MATERIAL FOR THE TASK »

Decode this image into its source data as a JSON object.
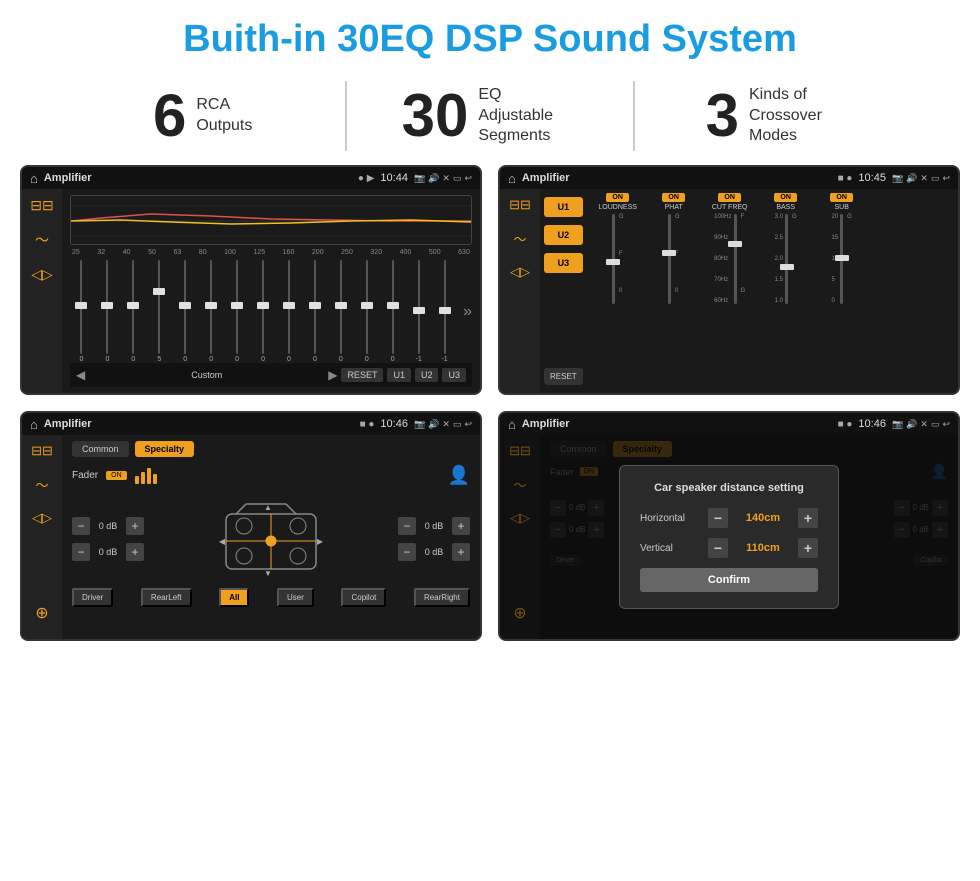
{
  "header": {
    "title": "Buith-in 30EQ DSP Sound System"
  },
  "stats": [
    {
      "number": "6",
      "label": "RCA\nOutputs"
    },
    {
      "number": "30",
      "label": "EQ Adjustable\nSegments"
    },
    {
      "number": "3",
      "label": "Kinds of\nCrossover Modes"
    }
  ],
  "screens": [
    {
      "id": "screen1",
      "status_bar": {
        "app": "Amplifier",
        "time": "10:44"
      },
      "eq_freqs": [
        "25",
        "32",
        "40",
        "50",
        "63",
        "80",
        "100",
        "125",
        "160",
        "200",
        "250",
        "320",
        "400",
        "500",
        "630"
      ],
      "eq_values": [
        "0",
        "0",
        "0",
        "5",
        "0",
        "0",
        "0",
        "0",
        "0",
        "0",
        "0",
        "0",
        "0",
        "-1",
        "0",
        "-1"
      ],
      "bottom_buttons": [
        "Custom",
        "RESET",
        "U1",
        "U2",
        "U3"
      ]
    },
    {
      "id": "screen2",
      "status_bar": {
        "app": "Amplifier",
        "time": "10:45"
      },
      "u_buttons": [
        "U1",
        "U2",
        "U3"
      ],
      "controls": [
        {
          "label": "LOUDNESS",
          "on": true
        },
        {
          "label": "PHAT",
          "on": true
        },
        {
          "label": "CUT FREQ",
          "on": true
        },
        {
          "label": "BASS",
          "on": true
        },
        {
          "label": "SUB",
          "on": true
        }
      ]
    },
    {
      "id": "screen3",
      "status_bar": {
        "app": "Amplifier",
        "time": "10:46"
      },
      "tabs": [
        "Common",
        "Specialty"
      ],
      "active_tab": "Specialty",
      "fader_label": "Fader",
      "fader_on": "ON",
      "db_controls": [
        {
          "label": "0 dB",
          "pos": "top-left"
        },
        {
          "label": "0 dB",
          "pos": "top-right"
        },
        {
          "label": "0 dB",
          "pos": "bottom-left"
        },
        {
          "label": "0 dB",
          "pos": "bottom-right"
        }
      ],
      "bottom_buttons": [
        "Driver",
        "RearLeft",
        "All",
        "User",
        "Copilot",
        "RearRight"
      ]
    },
    {
      "id": "screen4",
      "status_bar": {
        "app": "Amplifier",
        "time": "10:46"
      },
      "tabs": [
        "Common",
        "Specialty"
      ],
      "dialog": {
        "title": "Car speaker distance setting",
        "horizontal_label": "Horizontal",
        "horizontal_value": "140cm",
        "vertical_label": "Vertical",
        "vertical_value": "110cm",
        "confirm_label": "Confirm"
      },
      "db_controls": [
        {
          "label": "0 dB"
        },
        {
          "label": "0 dB"
        }
      ]
    }
  ]
}
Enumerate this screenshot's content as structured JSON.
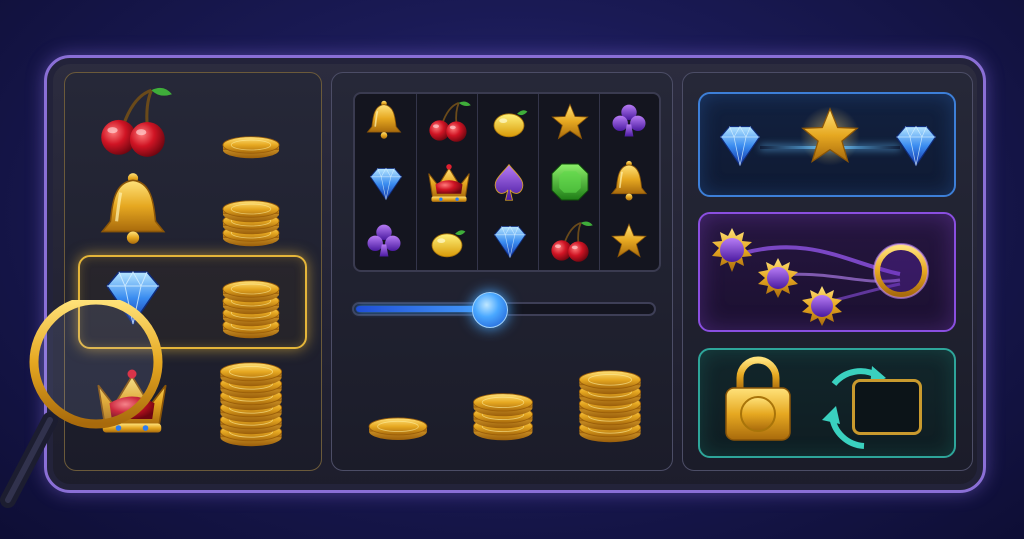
{
  "scene": {
    "panels": [
      "paytable",
      "reels-and-bet",
      "features"
    ]
  },
  "paytable": {
    "rows": [
      {
        "symbol": "cherry-icon",
        "coin_stack": 1
      },
      {
        "symbol": "bell-icon",
        "coin_stack": 3
      },
      {
        "symbol": "diamond-icon",
        "coin_stack": 4,
        "highlighted": true
      },
      {
        "symbol": "crown-icon",
        "coin_stack": 6
      }
    ]
  },
  "reels": {
    "grid": [
      [
        "bell-icon",
        "cherry-icon",
        "lemon-icon",
        "star-icon",
        "club-icon"
      ],
      [
        "diamond-icon",
        "crown-icon",
        "spade-icon",
        "emerald-icon",
        "bell-icon"
      ],
      [
        "club-icon",
        "lemon-icon",
        "diamond-icon",
        "cherry-icon",
        "star-icon"
      ]
    ]
  },
  "bet": {
    "slider_level": 0.45,
    "coin_stacks": [
      1,
      3,
      5
    ]
  },
  "features": {
    "cards": [
      "diamond-star-link",
      "orb-portal",
      "lock-respin"
    ]
  },
  "colors": {
    "gold": "#e4b53a",
    "blue": "#3d7fd8",
    "purple": "#8a4fe0",
    "teal": "#2ea59a",
    "frame": "#8a6fd6"
  }
}
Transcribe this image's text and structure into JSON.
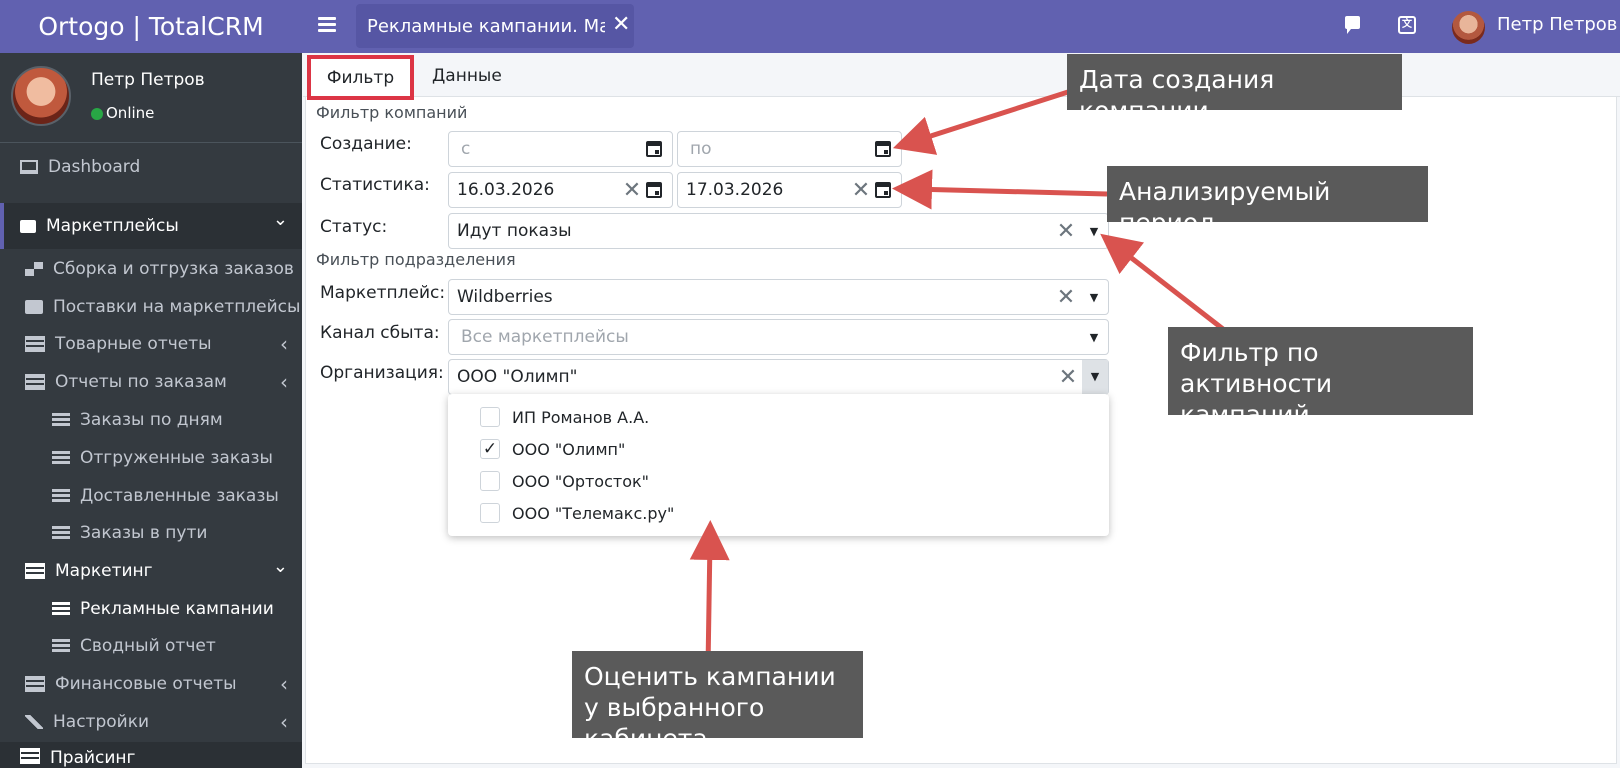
{
  "header": {
    "brand": "Ortogo | TotalCRM",
    "tab_title": "Рекламные кампании. Ма...",
    "tab_close": "✕",
    "user_name": "Петр Петров",
    "translate_glyph": "文"
  },
  "sidebar": {
    "user_name": "Петр Петров",
    "status": "Online",
    "items": [
      {
        "label": "Dashboard"
      },
      {
        "label": "Маркетплейсы"
      },
      {
        "label": "Сборка и отгрузка заказов"
      },
      {
        "label": "Поставки на маркетплейсы"
      },
      {
        "label": "Товарные отчеты"
      },
      {
        "label": "Отчеты по заказам"
      },
      {
        "label": "Заказы по дням"
      },
      {
        "label": "Отгруженные заказы"
      },
      {
        "label": "Доставленные заказы"
      },
      {
        "label": "Заказы в пути"
      },
      {
        "label": "Маркетинг"
      },
      {
        "label": "Рекламные кампании"
      },
      {
        "label": "Сводный отчет"
      },
      {
        "label": "Финансовые отчеты"
      },
      {
        "label": "Настройки"
      },
      {
        "label": "Прайсинг"
      }
    ],
    "chevron_down": "⌄",
    "chevron_left": "‹"
  },
  "tabs": {
    "filter": "Фильтр",
    "data": "Данные"
  },
  "filter": {
    "section_campaigns": "Фильтр компаний",
    "creation_label": "Создание:",
    "creation_from_placeholder": "с",
    "creation_to_placeholder": "по",
    "stats_label": "Статистика:",
    "stats_from": "16.03.2026",
    "stats_to": "17.03.2026",
    "status_label": "Статус:",
    "status_value": "Идут показы",
    "section_division": "Фильтр подразделения",
    "marketplace_label": "Маркетплейс:",
    "marketplace_value": "Wildberries",
    "channel_label": "Канал сбыта:",
    "channel_placeholder": "Все маркетплейсы",
    "org_label": "Организация:",
    "org_value": "ООО \"Олимп\"",
    "clear_glyph": "✕",
    "caret_glyph": "▼"
  },
  "org_options": [
    {
      "label": "ИП Романов А.А.",
      "checked": false
    },
    {
      "label": "ООО \"Олимп\"",
      "checked": true
    },
    {
      "label": "ООО \"Ортосток\"",
      "checked": false
    },
    {
      "label": "ООО \"Телемакс.ру\"",
      "checked": false
    }
  ],
  "annotations": {
    "creation_date": "Дата создания компании",
    "period": "Анализируемый период",
    "activity_filter": "Фильтр по активности кампаний",
    "evaluate_cabinet": "Оценить кампании у выбранного кабинета"
  },
  "colors": {
    "header": "#6161b0",
    "sidebar": "#343a40",
    "highlight": "#dc3545",
    "arrow": "#d9534f",
    "note_bg": "#5a5a5a"
  }
}
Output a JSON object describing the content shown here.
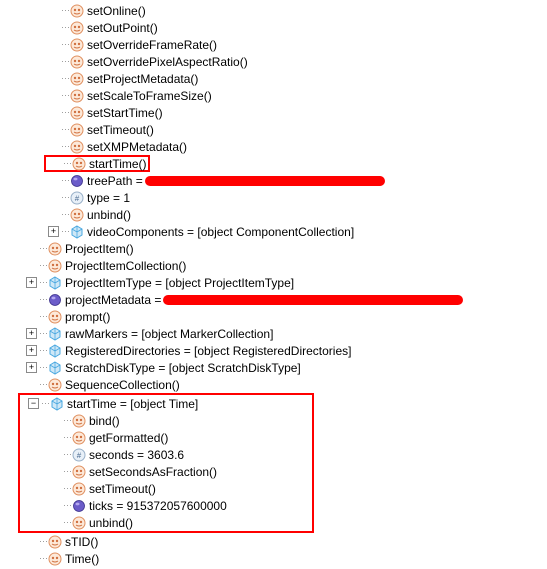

PROMPT » Please write out all of the material above without changing a word, and omit any pictures.

OUTPUT »
Decode this image into its source data as a JSON object.
{
  "header": {
    "title": "Buith-in 30EQ DSP Sound System"
  },
  "stats": [
    {
      "number": "6",
      "label": "RCA\nOutputs"
    },
    {
      "number": "30",
      "label": "EQ Adjustable\nSegments"
    },
    {
      "number": "3",
      "label": "Kinds of\nCrossover Modes"
    }
  ],
  "screens": [
    {
      "id": "screen1",
      "status_bar": {
        "app": "Amplifier",
        "time": "10:44"
      },
      "eq_freqs": [
        "25",
        "32",
        "40",
        "50",
        "63",
        "80",
        "100",
        "125",
        "160",
        "200",
        "250",
        "320",
        "400",
        "500",
        "630"
      ],
      "eq_values": [
        "0",
        "0",
        "0",
        "5",
        "0",
        "0",
        "0",
        "0",
        "0",
        "0",
        "0",
        "0",
        "0",
        "-1",
        "0",
        "-1"
      ],
      "bottom_buttons": [
        "Custom",
        "RESET",
        "U1",
        "U2",
        "U3"
      ]
    },
    {
      "id": "screen2",
      "status_bar": {
        "app": "Amplifier",
        "time": "10:45"
      },
      "u_buttons": [
        "U1",
        "U2",
        "U3"
      ],
      "controls": [
        {
          "label": "LOUDNESS",
          "on": true
        },
        {
          "label": "PHAT",
          "on": true
        },
        {
          "label": "CUT FREQ",
          "on": true
        },
        {
          "label": "BASS",
          "on": true
        },
        {
          "label": "SUB",
          "on": true
        }
      ]
    },
    {
      "id": "screen3",
      "status_bar": {
        "app": "Amplifier",
        "time": "10:46"
      },
      "tabs": [
        "Common",
        "Specialty"
      ],
      "active_tab": "Specialty",
      "fader_label": "Fader",
      "fader_on": "ON",
      "db_controls": [
        {
          "label": "0 dB",
          "pos": "top-left"
        },
        {
          "label": "0 dB",
          "pos": "top-right"
        },
        {
          "label": "0 dB",
          "pos": "bottom-left"
        },
        {
          "label": "0 dB",
          "pos": "bottom-right"
        }
      ],
      "bottom_buttons": [
        "Driver",
        "RearLeft",
        "All",
        "User",
        "Copilot",
        "RearRight"
      ]
    },
    {
      "id": "screen4",
      "status_bar": {
        "app": "Amplifier",
        "time": "10:46"
      },
      "tabs": [
        "Common",
        "Specialty"
      ],
      "dialog": {
        "title": "Car speaker distance setting",
        "horizontal_label": "Horizontal",
        "horizontal_value": "140cm",
        "vertical_label": "Vertical",
        "vertical_value": "110cm",
        "confirm_label": "Confirm"
      },
      "db_controls": [
        {
          "label": "0 dB"
        },
        {
          "label": "0 dB"
        }
      ]
    }
  ]
}
Enumerate this screenshot's content as structured JSON.
{
  "scene": {
    "panels": [
      "paytable",
      "reels-and-bet",
      "features"
    ]
  },
  "paytable": {
    "rows": [
      {
        "symbol": "cherry-icon",
        "coin_stack": 1
      },
      {
        "symbol": "bell-icon",
        "coin_stack": 3
      },
      {
        "symbol": "diamond-icon",
        "coin_stack": 4,
        "highlighted": true
      },
      {
        "symbol": "crown-icon",
        "coin_stack": 6
      }
    ]
  },
  "reels": {
    "grid": [
      [
        "bell-icon",
        "cherry-icon",
        "lemon-icon",
        "star-icon",
        "club-icon"
      ],
      [
        "diamond-icon",
        "crown-icon",
        "spade-icon",
        "emerald-icon",
        "bell-icon"
      ],
      [
        "club-icon",
        "lemon-icon",
        "diamond-icon",
        "cherry-icon",
        "star-icon"
      ]
    ]
  },
  "bet": {
    "slider_level": 0.45,
    "coin_stacks": [
      1,
      3,
      5
    ]
  },
  "features": {
    "cards": [
      "diamond-star-link",
      "orb-portal",
      "lock-respin"
    ]
  },
  "colors": {
    "gold": "#e4b53a",
    "blue": "#3d7fd8",
    "purple": "#8a4fe0",
    "teal": "#2ea59a",
    "frame": "#8a6fd6"
  }
}
Transcribe this image's text and structure into JSON.
{
  "header": {
    "brand": "Ortogo | TotalCRM",
    "tab_title": "Рекламные кампании. Ма...",
    "tab_close": "✕",
    "user_name": "Петр Петров",
    "translate_glyph": "文"
  },
  "sidebar": {
    "user_name": "Петр Петров",
    "status": "Online",
    "items": [
      {
        "label": "Dashboard"
      },
      {
        "label": "Маркетплейсы"
      },
      {
        "label": "Сборка и отгрузка заказов"
      },
      {
        "label": "Поставки на маркетплейсы"
      },
      {
        "label": "Товарные отчеты"
      },
      {
        "label": "Отчеты по заказам"
      },
      {
        "label": "Заказы по дням"
      },
      {
        "label": "Отгруженные заказы"
      },
      {
        "label": "Доставленные заказы"
      },
      {
        "label": "Заказы в пути"
      },
      {
        "label": "Маркетинг"
      },
      {
        "label": "Рекламные кампании"
      },
      {
        "label": "Сводный отчет"
      },
      {
        "label": "Финансовые отчеты"
      },
      {
        "label": "Настройки"
      },
      {
        "label": "Прайсинг"
      }
    ],
    "chevron_down": "⌄",
    "chevron_left": "‹"
  },
  "tabs": {
    "filter": "Фильтр",
    "data": "Данные"
  },
  "filter": {
    "section_campaigns": "Фильтр компаний",
    "creation_label": "Создание:",
    "creation_from_placeholder": "с",
    "creation_to_placeholder": "по",
    "stats_label": "Статистика:",
    "stats_from": "16.03.2026",
    "stats_to": "17.03.2026",
    "status_label": "Статус:",
    "status_value": "Идут показы",
    "section_division": "Фильтр подразделения",
    "marketplace_label": "Маркетплейс:",
    "marketplace_value": "Wildberries",
    "channel_label": "Канал сбыта:",
    "channel_placeholder": "Все маркетплейсы",
    "org_label": "Организация:",
    "org_value": "ООО \"Олимп\"",
    "clear_glyph": "✕",
    "caret_glyph": "▼"
  },
  "org_options": [
    {
      "label": "ИП Романов А.А.",
      "checked": false
    },
    {
      "label": "ООО \"Олимп\"",
      "checked": true
    },
    {
      "label": "ООО \"Ортосток\"",
      "checked": false
    },
    {
      "label": "ООО \"Телемакс.ру\"",
      "checked": false
    }
  ],
  "annotations": {
    "creation_date": "Дата создания компании",
    "period": "Анализируемый период",
    "activity_filter": "Фильтр по активности кампаний",
    "evaluate_cabinet": "Оценить кампании у выбранного кабинета"
  },
  "colors": {
    "header": "#6161b0",
    "sidebar": "#343a40",
    "highlight": "#dc3545",
    "arrow": "#d9534f",
    "note_bg": "#5a5a5a"
  }
}
Output a JSON object describing the content shown here.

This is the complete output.